* _Stated problem_
Give only one thing: the number of lines that include the word "найма".

┄┄┄┄┄┄

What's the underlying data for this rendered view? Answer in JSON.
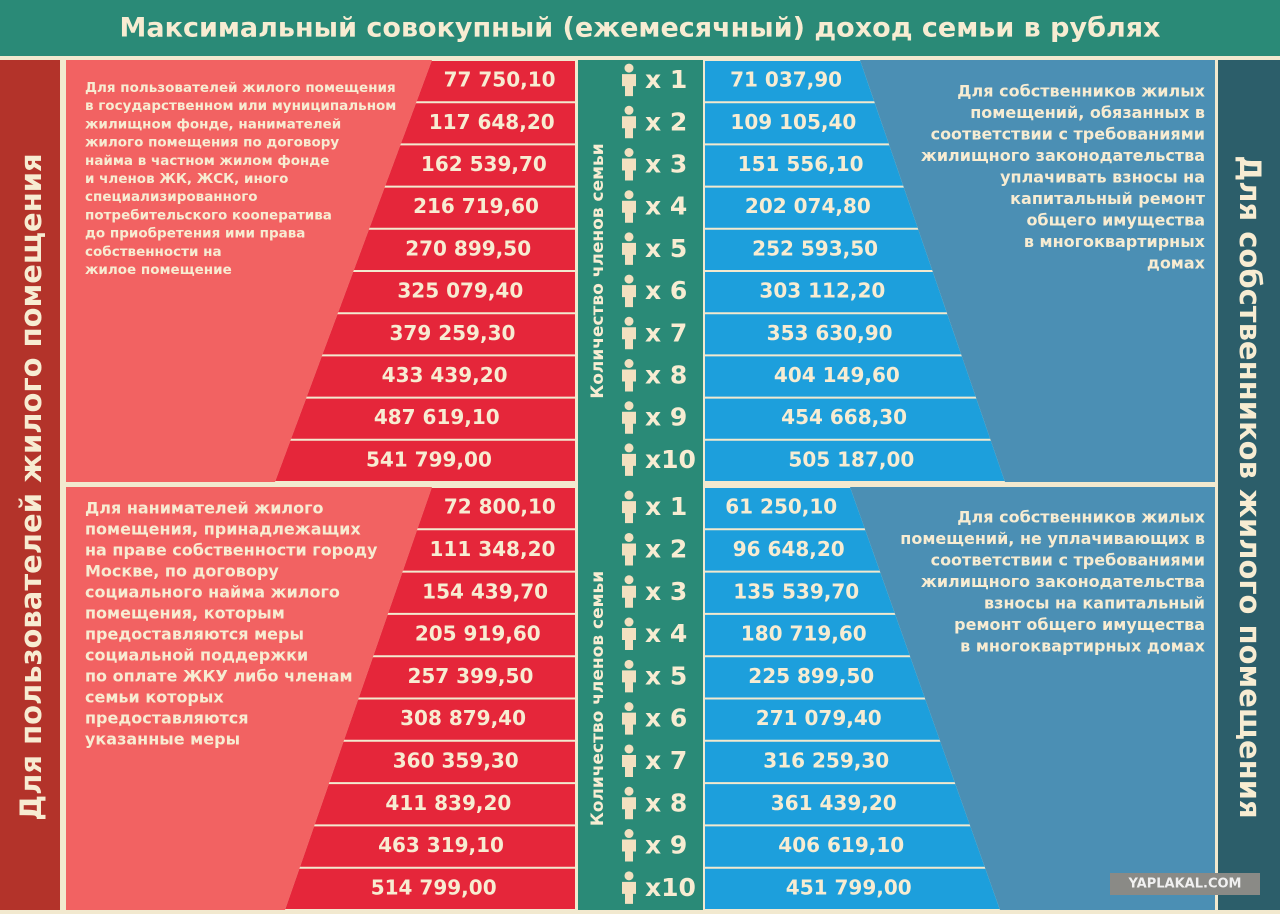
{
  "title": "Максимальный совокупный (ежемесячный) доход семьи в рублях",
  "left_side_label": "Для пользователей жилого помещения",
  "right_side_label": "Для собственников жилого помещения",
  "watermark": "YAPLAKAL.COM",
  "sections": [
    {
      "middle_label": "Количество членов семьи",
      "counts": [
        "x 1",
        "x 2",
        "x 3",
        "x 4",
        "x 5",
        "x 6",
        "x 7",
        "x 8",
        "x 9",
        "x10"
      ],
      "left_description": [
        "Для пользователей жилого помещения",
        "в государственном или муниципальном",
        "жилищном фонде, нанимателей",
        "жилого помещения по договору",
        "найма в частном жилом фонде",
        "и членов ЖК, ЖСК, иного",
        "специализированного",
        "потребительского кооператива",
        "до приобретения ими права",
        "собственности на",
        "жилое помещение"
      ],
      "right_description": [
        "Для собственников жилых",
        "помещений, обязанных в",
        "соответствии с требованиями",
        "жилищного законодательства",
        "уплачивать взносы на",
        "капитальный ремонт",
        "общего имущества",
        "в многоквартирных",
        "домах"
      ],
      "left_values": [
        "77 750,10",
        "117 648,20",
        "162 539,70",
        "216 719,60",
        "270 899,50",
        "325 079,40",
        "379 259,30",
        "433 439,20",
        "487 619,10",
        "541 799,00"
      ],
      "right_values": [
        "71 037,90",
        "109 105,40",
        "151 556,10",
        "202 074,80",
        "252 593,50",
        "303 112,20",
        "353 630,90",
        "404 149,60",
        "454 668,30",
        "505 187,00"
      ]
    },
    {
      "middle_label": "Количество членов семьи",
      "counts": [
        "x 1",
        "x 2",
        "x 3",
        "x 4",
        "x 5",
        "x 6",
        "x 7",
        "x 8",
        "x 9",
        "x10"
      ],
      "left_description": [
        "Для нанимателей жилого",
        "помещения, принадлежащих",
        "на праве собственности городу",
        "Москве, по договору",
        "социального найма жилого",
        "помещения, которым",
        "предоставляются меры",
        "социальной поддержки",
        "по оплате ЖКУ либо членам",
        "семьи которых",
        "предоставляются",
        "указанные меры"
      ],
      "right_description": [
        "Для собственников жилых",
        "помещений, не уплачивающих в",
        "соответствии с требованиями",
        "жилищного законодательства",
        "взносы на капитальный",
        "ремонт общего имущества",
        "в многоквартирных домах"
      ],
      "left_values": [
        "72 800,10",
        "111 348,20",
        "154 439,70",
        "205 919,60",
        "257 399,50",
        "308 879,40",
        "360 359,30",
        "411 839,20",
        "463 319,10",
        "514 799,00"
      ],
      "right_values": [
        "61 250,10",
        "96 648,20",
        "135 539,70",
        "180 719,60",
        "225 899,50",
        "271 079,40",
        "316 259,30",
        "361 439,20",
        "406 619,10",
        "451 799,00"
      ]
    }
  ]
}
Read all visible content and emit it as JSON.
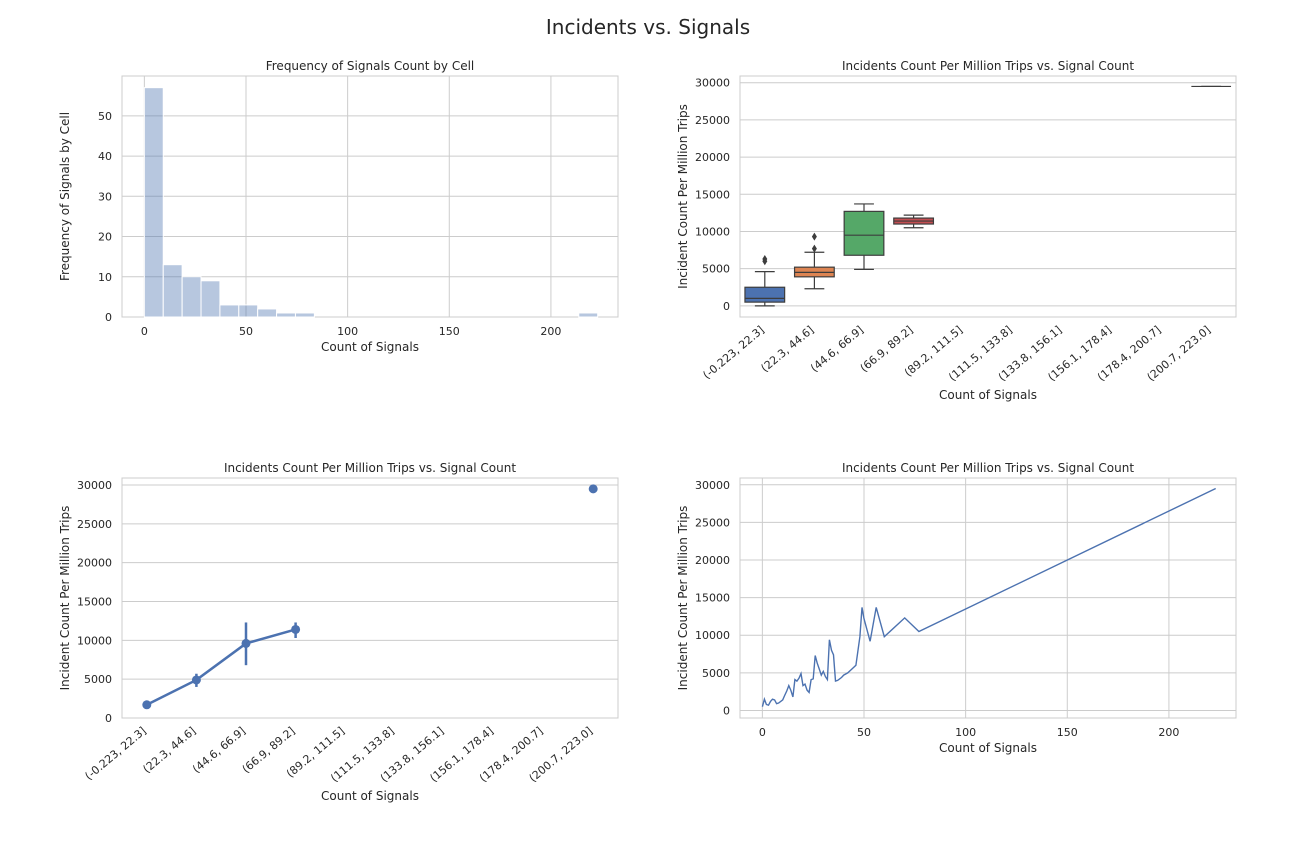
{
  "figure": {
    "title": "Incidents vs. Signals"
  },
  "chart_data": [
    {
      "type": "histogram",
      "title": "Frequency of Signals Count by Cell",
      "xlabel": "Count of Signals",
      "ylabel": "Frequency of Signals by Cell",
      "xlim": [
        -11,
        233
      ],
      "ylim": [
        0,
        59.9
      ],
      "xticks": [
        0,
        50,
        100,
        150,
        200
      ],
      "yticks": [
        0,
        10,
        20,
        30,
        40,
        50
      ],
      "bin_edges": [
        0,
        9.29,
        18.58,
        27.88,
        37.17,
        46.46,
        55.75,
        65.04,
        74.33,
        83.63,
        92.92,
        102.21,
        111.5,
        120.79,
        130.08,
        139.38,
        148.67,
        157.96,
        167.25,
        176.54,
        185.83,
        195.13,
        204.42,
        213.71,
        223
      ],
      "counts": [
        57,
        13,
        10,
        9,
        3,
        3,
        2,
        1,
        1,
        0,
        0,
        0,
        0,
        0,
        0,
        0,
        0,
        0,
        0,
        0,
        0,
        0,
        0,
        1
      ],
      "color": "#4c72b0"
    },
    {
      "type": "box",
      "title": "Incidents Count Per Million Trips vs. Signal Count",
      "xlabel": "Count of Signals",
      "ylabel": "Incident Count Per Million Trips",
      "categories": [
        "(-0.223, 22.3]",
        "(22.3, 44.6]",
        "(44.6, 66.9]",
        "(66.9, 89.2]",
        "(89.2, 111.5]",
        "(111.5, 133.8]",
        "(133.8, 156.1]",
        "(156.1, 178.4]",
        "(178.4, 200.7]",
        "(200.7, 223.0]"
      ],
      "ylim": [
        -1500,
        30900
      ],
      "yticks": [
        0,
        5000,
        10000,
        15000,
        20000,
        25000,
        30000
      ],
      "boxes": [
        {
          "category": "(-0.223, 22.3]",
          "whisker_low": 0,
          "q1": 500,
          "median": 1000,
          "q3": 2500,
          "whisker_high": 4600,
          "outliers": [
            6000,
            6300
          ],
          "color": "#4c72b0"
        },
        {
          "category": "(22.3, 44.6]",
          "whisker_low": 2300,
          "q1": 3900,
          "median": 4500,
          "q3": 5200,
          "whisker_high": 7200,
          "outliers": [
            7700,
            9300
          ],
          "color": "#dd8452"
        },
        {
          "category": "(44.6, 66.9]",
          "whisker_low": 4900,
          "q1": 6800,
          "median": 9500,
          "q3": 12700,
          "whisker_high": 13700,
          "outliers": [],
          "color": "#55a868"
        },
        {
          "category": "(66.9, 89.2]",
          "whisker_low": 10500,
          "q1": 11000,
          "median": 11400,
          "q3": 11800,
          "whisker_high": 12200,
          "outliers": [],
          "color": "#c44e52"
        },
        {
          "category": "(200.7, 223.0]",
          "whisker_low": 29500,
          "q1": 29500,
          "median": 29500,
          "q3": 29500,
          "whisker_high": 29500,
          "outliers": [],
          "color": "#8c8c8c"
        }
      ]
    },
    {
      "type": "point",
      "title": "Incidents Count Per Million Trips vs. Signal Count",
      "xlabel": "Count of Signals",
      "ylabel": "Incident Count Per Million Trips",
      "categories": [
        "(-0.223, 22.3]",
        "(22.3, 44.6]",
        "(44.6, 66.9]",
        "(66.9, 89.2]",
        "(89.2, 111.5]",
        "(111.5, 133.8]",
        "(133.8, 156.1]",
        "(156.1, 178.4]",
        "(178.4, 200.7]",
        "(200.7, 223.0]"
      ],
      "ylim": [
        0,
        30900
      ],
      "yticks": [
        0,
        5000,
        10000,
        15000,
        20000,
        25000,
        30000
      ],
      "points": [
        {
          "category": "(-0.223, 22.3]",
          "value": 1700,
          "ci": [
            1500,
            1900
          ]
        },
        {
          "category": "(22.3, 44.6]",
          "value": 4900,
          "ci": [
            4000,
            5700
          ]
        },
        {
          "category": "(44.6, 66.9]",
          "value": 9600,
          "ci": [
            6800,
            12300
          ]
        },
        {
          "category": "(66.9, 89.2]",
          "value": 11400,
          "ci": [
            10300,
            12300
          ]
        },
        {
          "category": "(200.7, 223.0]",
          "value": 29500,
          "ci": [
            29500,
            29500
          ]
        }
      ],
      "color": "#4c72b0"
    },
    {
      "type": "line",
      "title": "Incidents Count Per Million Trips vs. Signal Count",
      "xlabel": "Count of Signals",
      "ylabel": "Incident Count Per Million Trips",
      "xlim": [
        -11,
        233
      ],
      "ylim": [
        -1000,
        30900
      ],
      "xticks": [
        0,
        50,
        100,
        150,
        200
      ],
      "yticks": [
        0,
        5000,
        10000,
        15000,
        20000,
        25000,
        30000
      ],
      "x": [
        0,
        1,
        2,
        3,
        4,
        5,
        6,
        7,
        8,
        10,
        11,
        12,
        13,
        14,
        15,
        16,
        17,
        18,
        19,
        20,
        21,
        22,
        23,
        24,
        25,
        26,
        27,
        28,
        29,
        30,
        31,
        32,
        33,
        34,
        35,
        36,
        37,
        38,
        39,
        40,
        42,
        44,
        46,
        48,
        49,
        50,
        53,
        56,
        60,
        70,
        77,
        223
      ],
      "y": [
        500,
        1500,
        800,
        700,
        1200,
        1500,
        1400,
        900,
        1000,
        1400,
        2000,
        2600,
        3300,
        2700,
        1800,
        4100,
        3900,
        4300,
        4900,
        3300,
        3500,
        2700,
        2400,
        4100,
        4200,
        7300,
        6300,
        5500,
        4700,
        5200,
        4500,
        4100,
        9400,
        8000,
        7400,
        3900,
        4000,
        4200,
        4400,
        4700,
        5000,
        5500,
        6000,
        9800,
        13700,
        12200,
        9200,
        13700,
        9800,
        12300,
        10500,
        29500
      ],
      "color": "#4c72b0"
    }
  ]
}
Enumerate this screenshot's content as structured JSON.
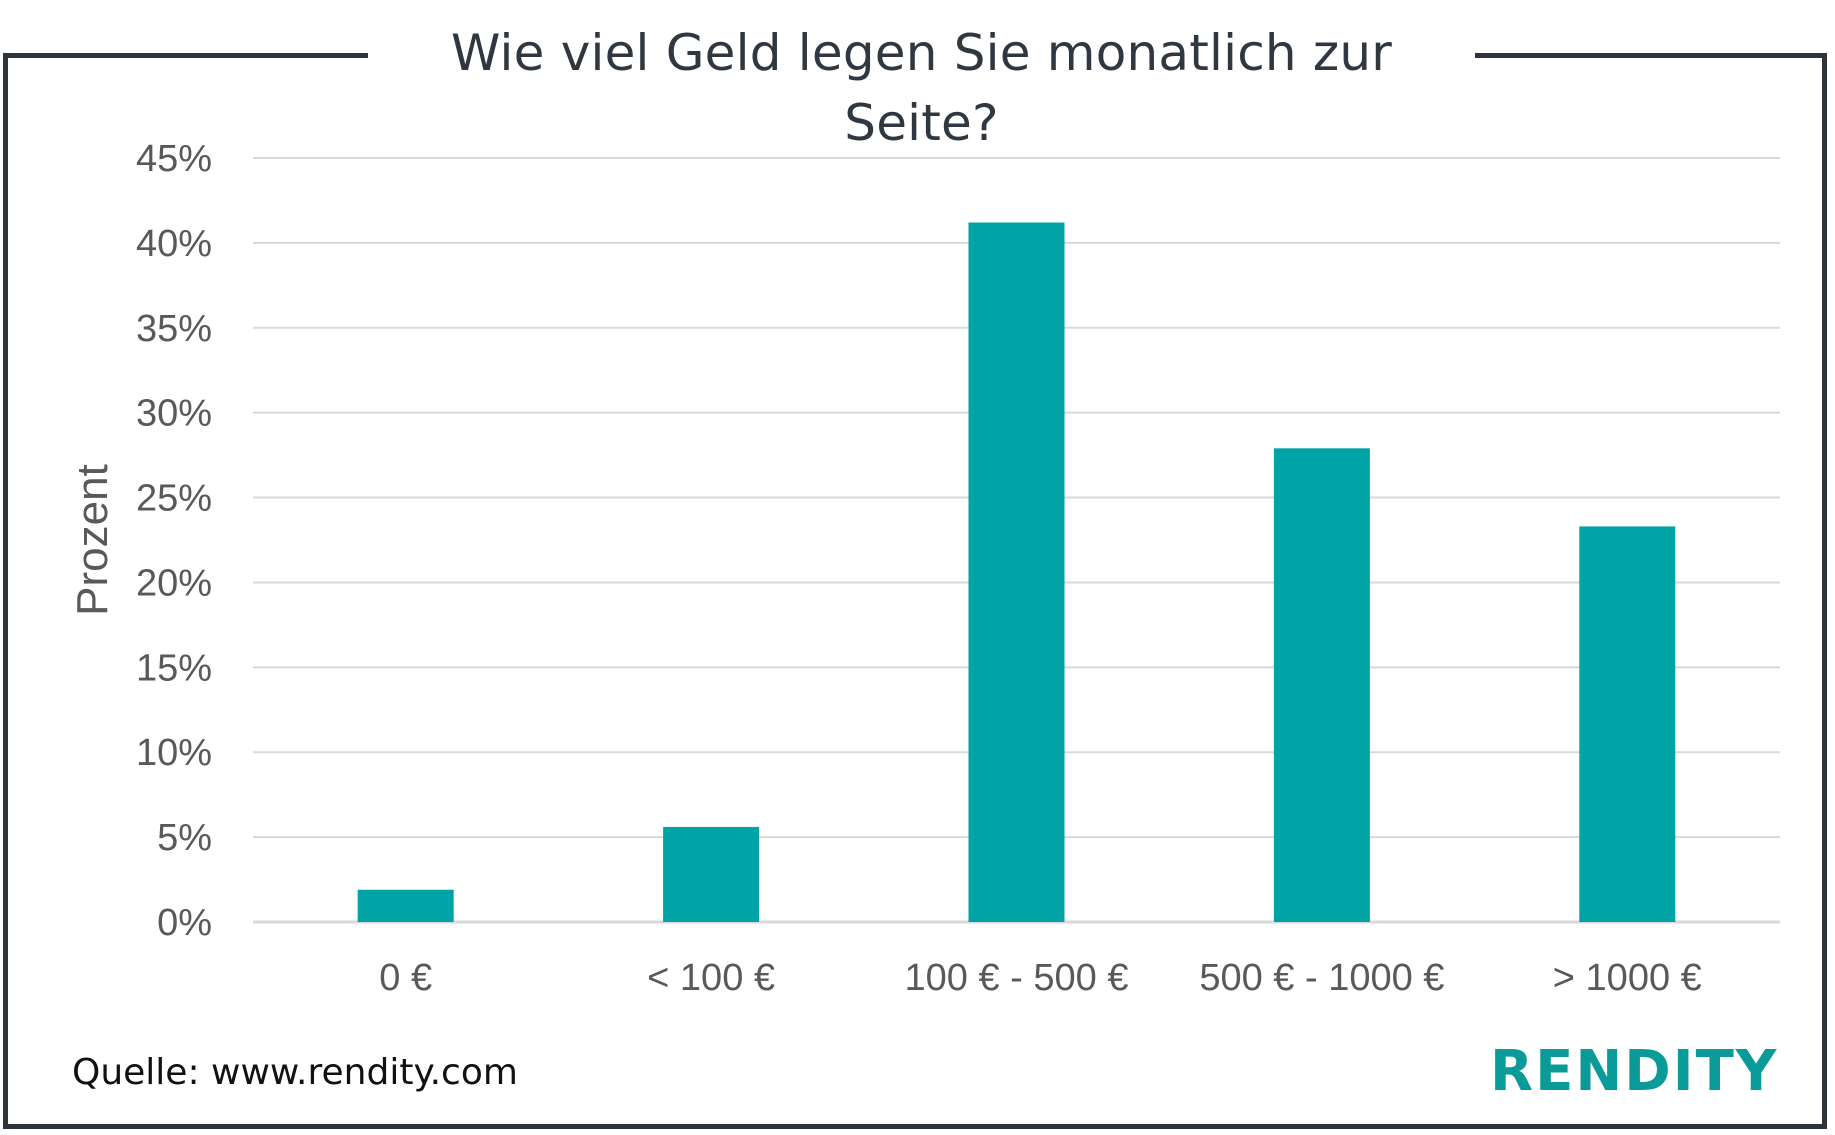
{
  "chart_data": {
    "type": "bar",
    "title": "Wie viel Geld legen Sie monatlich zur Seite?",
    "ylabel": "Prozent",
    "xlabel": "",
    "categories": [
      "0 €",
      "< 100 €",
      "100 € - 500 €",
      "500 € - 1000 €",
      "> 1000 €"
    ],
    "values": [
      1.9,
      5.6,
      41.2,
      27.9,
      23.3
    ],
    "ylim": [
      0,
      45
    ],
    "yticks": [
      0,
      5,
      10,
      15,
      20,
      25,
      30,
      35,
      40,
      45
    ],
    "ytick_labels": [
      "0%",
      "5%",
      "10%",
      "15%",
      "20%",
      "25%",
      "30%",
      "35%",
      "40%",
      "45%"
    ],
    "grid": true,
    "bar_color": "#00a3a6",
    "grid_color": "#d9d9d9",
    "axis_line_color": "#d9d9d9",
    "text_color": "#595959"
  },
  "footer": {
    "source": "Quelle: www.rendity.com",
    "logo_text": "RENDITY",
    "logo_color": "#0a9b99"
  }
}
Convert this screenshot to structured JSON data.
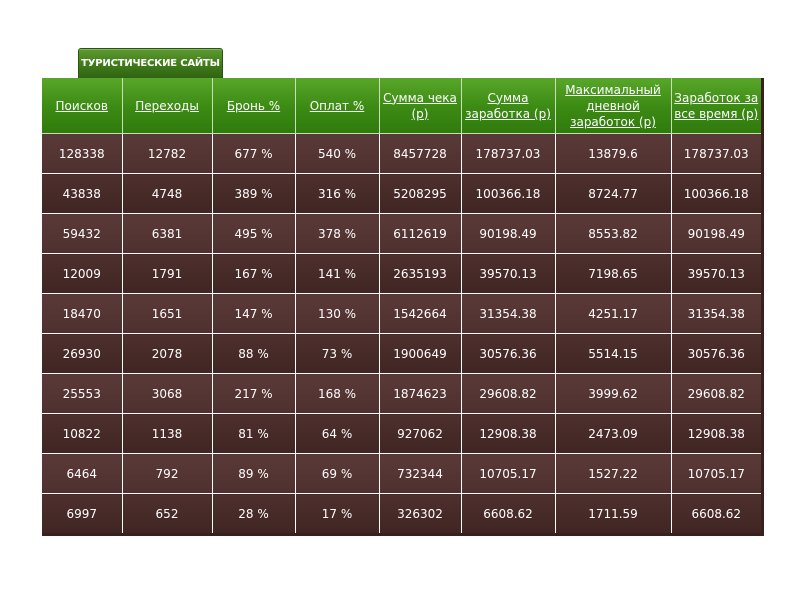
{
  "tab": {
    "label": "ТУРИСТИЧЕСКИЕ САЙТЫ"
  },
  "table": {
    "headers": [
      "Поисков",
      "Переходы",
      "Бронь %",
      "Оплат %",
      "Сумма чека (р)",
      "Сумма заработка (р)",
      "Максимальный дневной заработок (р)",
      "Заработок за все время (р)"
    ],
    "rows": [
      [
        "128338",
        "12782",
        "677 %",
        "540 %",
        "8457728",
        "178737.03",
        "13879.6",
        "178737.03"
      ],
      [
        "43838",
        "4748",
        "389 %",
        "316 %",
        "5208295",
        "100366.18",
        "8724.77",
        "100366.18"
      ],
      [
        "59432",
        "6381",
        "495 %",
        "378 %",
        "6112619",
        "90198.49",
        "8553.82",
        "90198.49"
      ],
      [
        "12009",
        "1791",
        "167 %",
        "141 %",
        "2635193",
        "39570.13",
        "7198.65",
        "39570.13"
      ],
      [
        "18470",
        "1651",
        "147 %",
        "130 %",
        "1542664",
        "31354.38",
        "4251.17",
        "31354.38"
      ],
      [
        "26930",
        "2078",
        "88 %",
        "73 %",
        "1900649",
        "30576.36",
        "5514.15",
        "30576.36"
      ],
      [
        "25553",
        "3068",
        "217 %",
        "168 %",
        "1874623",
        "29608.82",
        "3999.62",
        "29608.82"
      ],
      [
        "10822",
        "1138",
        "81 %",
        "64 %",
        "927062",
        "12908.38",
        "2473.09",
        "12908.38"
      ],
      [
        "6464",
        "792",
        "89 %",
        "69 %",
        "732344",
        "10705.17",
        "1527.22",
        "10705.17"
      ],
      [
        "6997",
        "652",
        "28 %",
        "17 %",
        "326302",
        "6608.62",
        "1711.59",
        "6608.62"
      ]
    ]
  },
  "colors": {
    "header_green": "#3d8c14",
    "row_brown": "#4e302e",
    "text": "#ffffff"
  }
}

┄┄┄┄┄┄

* _Solution below_
2